Pull every line holding the string "color" from the records below.

# start of Material

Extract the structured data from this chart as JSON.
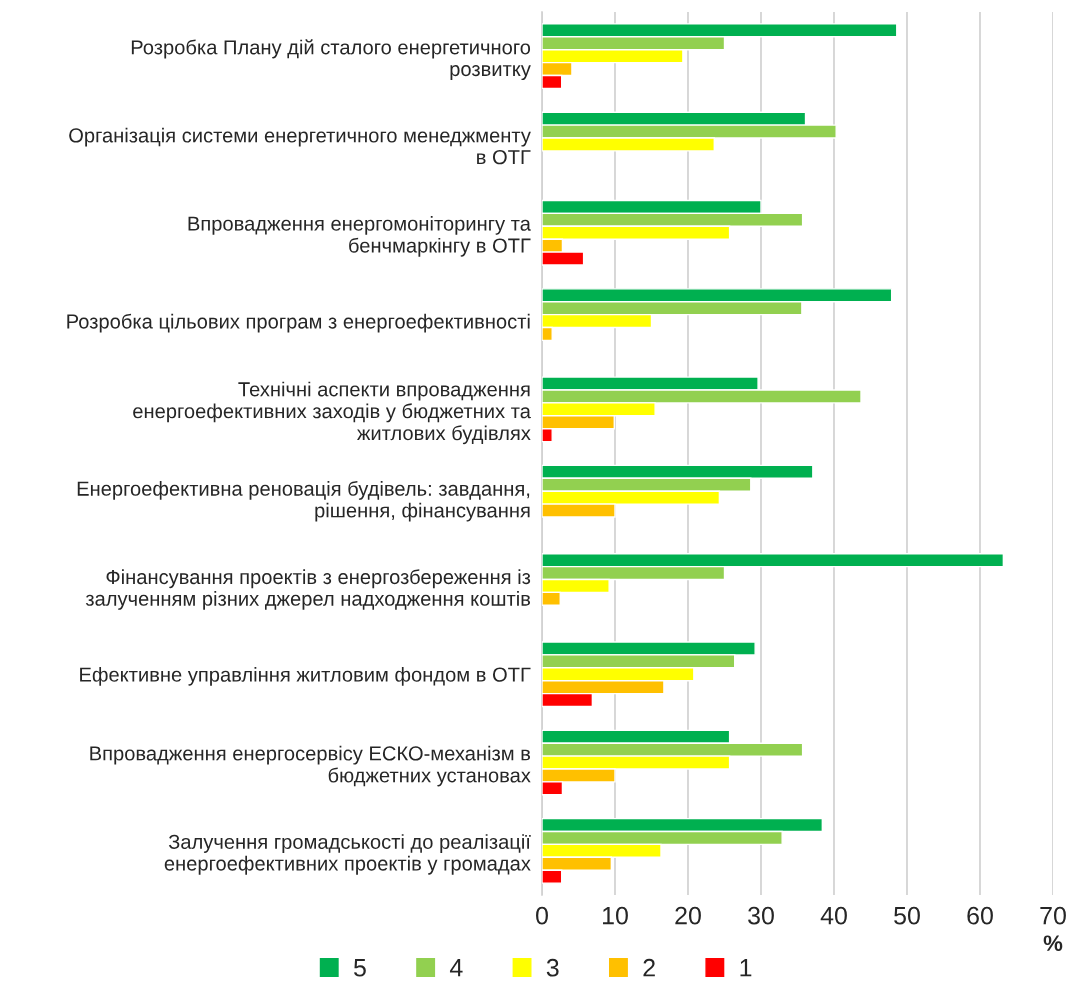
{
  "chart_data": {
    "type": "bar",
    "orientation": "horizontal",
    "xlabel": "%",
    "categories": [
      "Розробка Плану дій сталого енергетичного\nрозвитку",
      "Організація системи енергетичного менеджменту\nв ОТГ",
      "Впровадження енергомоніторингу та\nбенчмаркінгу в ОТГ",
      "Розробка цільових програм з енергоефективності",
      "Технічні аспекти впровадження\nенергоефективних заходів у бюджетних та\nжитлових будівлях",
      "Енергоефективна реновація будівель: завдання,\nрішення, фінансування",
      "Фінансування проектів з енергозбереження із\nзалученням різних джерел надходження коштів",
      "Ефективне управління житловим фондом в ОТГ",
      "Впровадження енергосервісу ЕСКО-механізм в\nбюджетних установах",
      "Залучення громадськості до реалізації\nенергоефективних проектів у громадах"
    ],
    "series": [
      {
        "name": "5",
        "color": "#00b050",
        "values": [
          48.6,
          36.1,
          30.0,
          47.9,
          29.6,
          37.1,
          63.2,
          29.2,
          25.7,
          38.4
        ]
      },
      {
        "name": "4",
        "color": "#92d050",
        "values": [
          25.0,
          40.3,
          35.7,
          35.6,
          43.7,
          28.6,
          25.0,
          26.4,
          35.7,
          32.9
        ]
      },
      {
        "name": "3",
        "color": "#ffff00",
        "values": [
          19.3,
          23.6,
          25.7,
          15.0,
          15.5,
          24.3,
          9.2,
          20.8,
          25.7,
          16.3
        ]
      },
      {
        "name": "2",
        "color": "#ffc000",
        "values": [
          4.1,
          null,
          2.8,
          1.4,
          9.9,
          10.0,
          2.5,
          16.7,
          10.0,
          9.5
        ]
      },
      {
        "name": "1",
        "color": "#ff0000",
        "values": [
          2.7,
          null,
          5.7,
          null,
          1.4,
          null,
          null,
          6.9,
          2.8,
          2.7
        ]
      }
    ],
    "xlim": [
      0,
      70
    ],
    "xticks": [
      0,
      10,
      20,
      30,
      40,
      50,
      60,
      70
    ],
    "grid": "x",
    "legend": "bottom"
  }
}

# end of Material

Full output
        "color": "#00b050",
        "color": "#92d050",
        "color": "#ffff00",
        "color": "#ffc000",
        "color": "#ff0000",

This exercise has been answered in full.